+++ 选段

[coordination/manager/integration_test] add leader query interface by wangxiyu191 · Pull Request #73 · alibaba/tair-kvcache

wangxiyu191 · 2026-03-24T13:25:36Z

Leader Discovery 接口实现方案

Context

在一主多备 HA 部署中，所有节点挂在同一个负载均衡后面。当前客户端无法通过任意节点发现 Leader 的连接方式，需要自行维护切换逻辑。本次变更包含两部分：
重命名 DistributedLockBackend 为 CoordinationBackend：原名只表达锁语义，现在需要同时承载 KV 存储（节点连接信息），改名为 CoordinationBackend 更准确反映其"分布式协调后端"的定位。
新增 Leader 发现功能：在 CoordinationBackend 上新增 SetValue/GetValue 方法存储节点连接信息，Meta Service 新增 GetClusterInfo RPC，Admin 增强 GetManagerClusterInfo，让客户端可以从任意节点查询 Leader 的 ID 和 4 个连接端口。
本次范围：仅实现 Leader 信息查询，cluster node infos（所有节点列表）留后续迭代。

设计决策

后端改名：DistributedLockBackend → CoordinationBackend，所有实现类和文件同步改名，变量名统一改为 coordination_backend_。配置 key 新增 kvcm.coordination.uri，同时兼容旧 key kvcm.distributed_lock.uri。
连接信息存储：每个节点启动时，在 CoordinationBackend 写入一个独立 KV，value 为包含自身 host + 4 端口的 JSON。查询时根据 leader_node_id 读取对应 key。
Key 模式：_TAIR_KVCM_NODE_INFO_{node_id}
Meta RPC 命名：GetClusterInfo — 表达集群概念，后续可扩展为返回更多集群信息。

实现步骤

Part 1: 重命名 DistributedLockBackend → CoordinationBackend

Part 2: 新增 Leader 发现功能

CoordinationBackend 新增 SetValue/GetValue
三个Coordination后端实现 SetValue/GetValue
LeaderElector 封装 NodeInfo 读写
节点启动时写入连接信息
Proto 定义变更
MetaServiceImpl 和 AdminServiceImpl 变更
相关测试补充

Part 3: 实现advertised_host配置

Part 4: 补充高可用设计文档

Part 5: 为GrpcStub添加新接口支持

wangxiyu191 · 2026-03-24T13:27:43Z

Leader Discovery Interface Implementation

Context

In a primary-standby HA deployment, all nodes sit behind the same load balancer. Currently, clients cannot discover the Leader's connection details through an arbitrary node and must maintain failover logic on their own. This change includes two parts:

Rename DistributedLockBackend to CoordinationBackend: The original name only conveyed lock semantics. Now it also needs to carry KV storage (node connection info). Renaming it to CoordinationBackend more accurately reflects its role as a "distributed coordination backend."

++++++
+++ 所示数据

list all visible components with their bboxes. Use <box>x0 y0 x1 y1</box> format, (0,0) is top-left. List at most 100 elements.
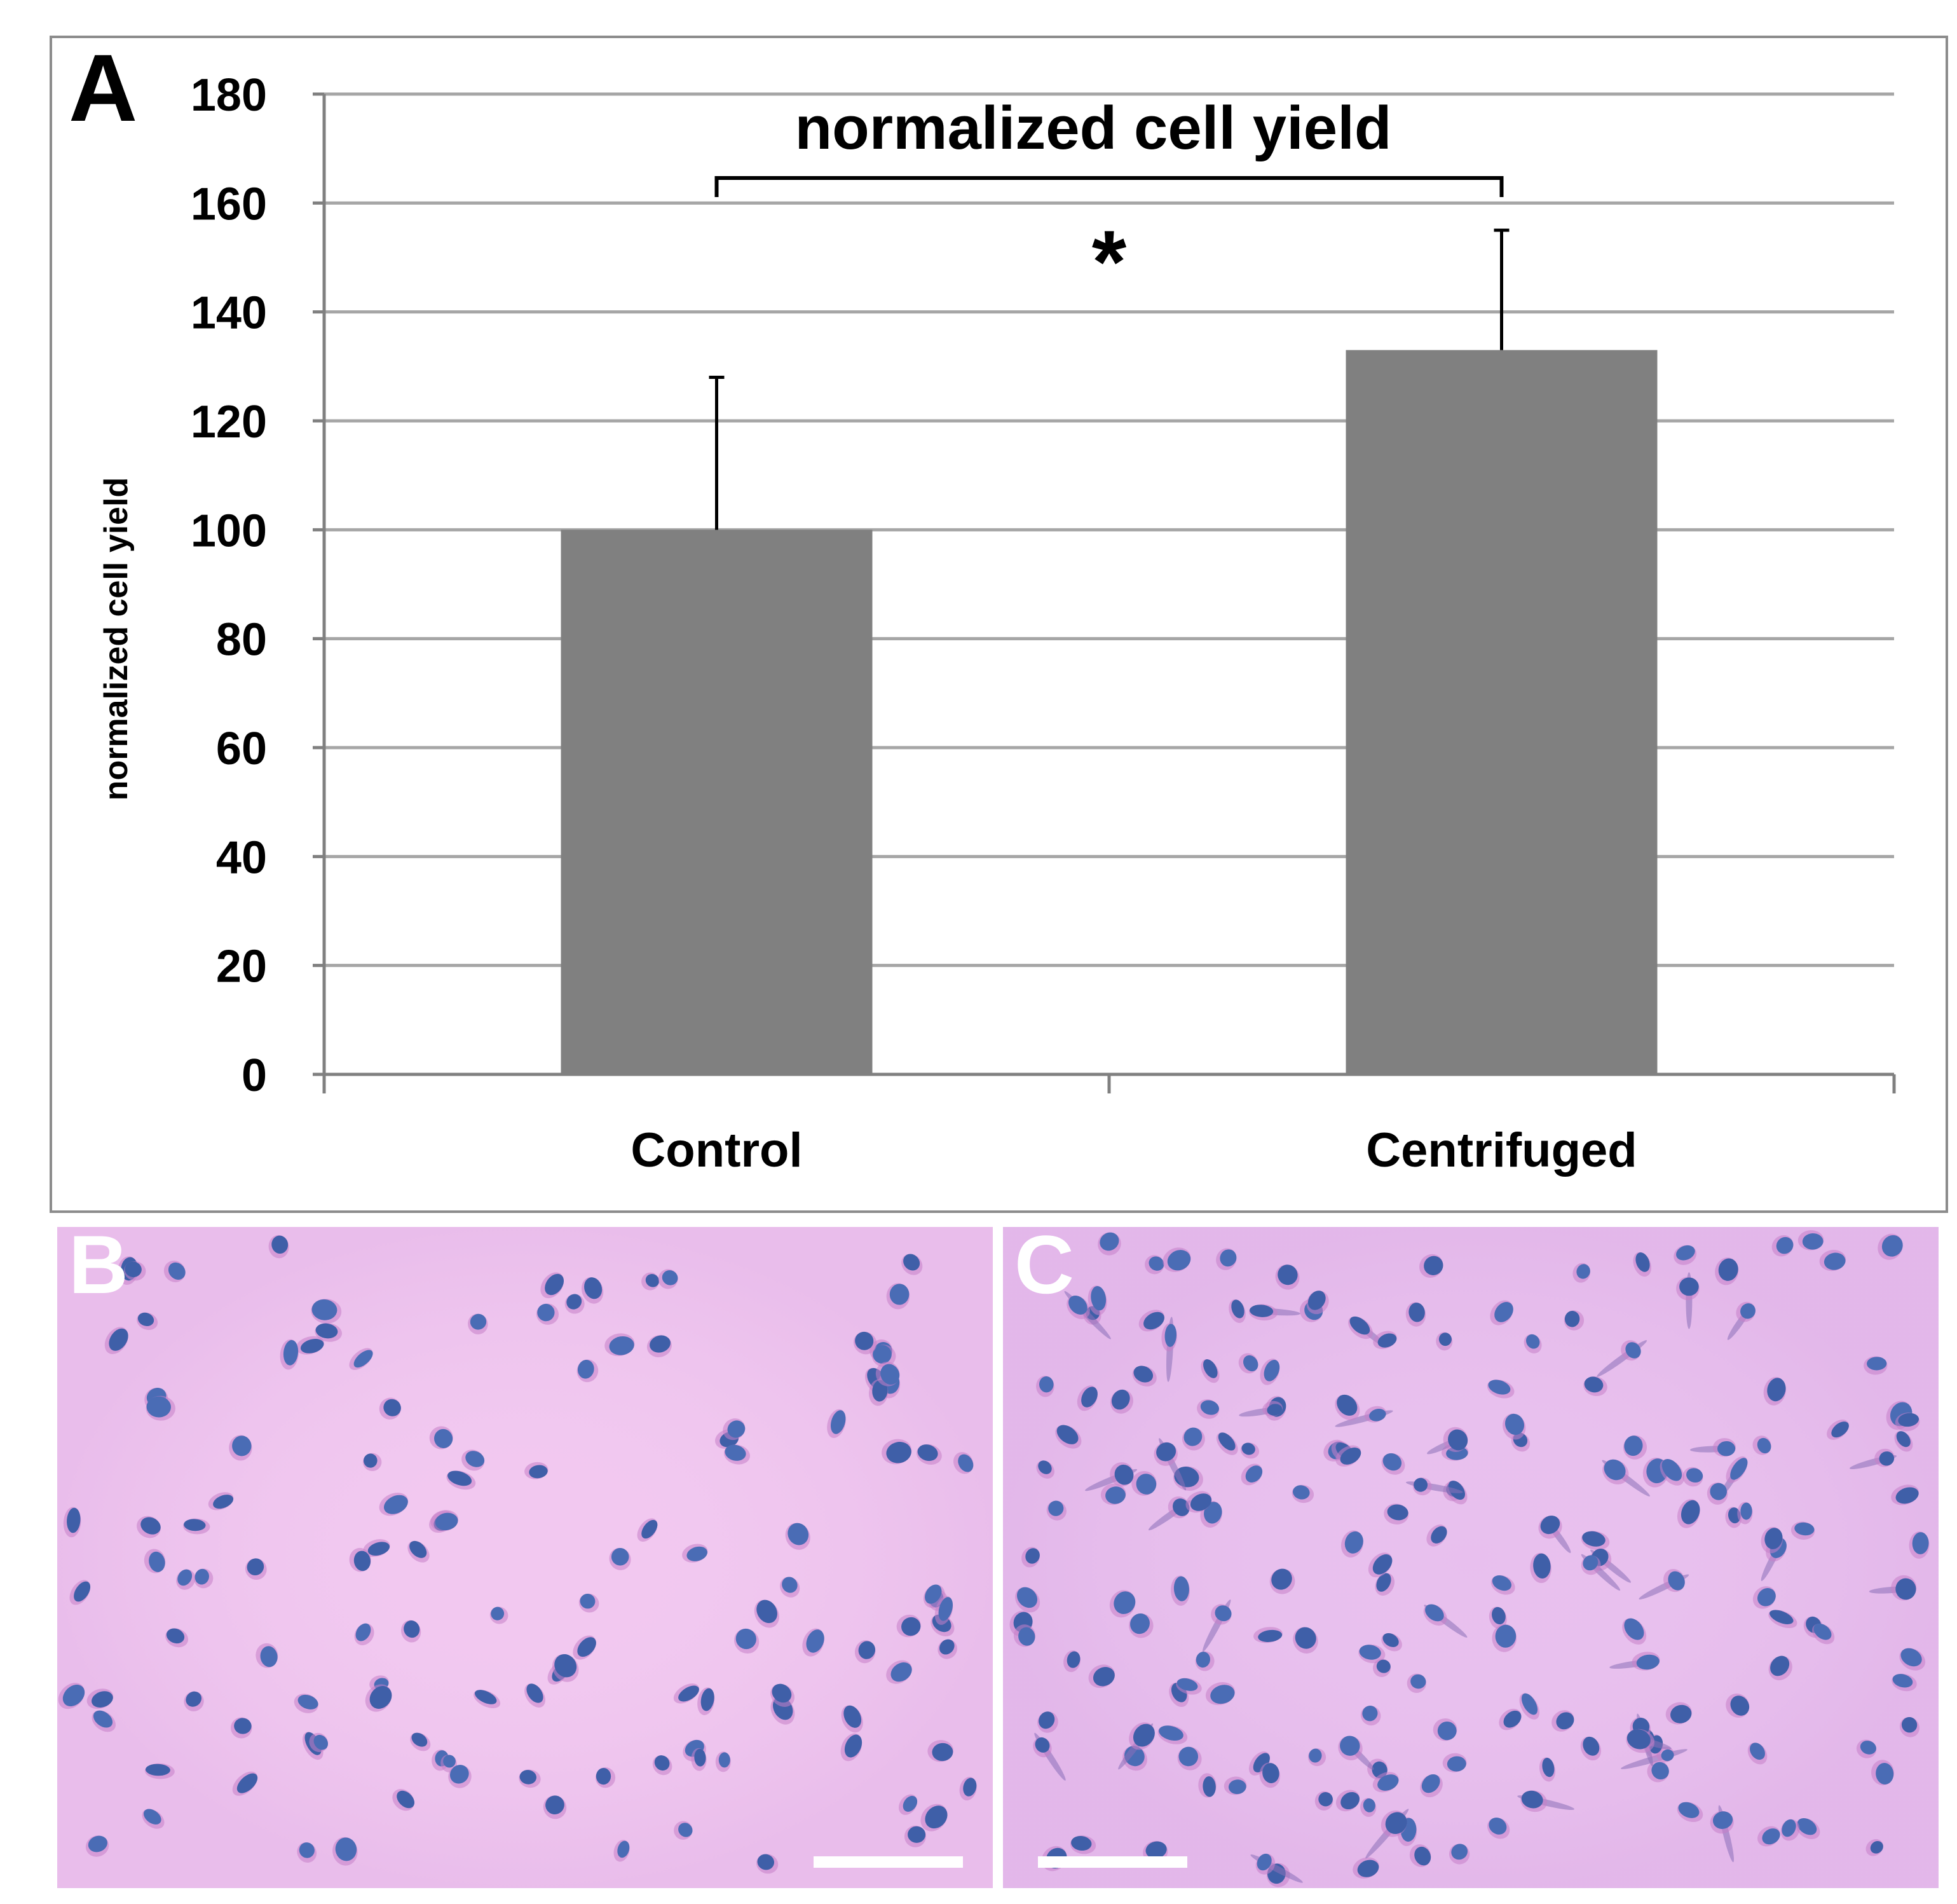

++++++

- [练习要求]: 根据选段，新增配置 key 的同时仍兼容的旧 key 是哪一个？ 作答时只依据选段，不参考所示数据。

- [练习结果]: 仍兼容的旧 key 是 kvcm.distributed_lock.uri。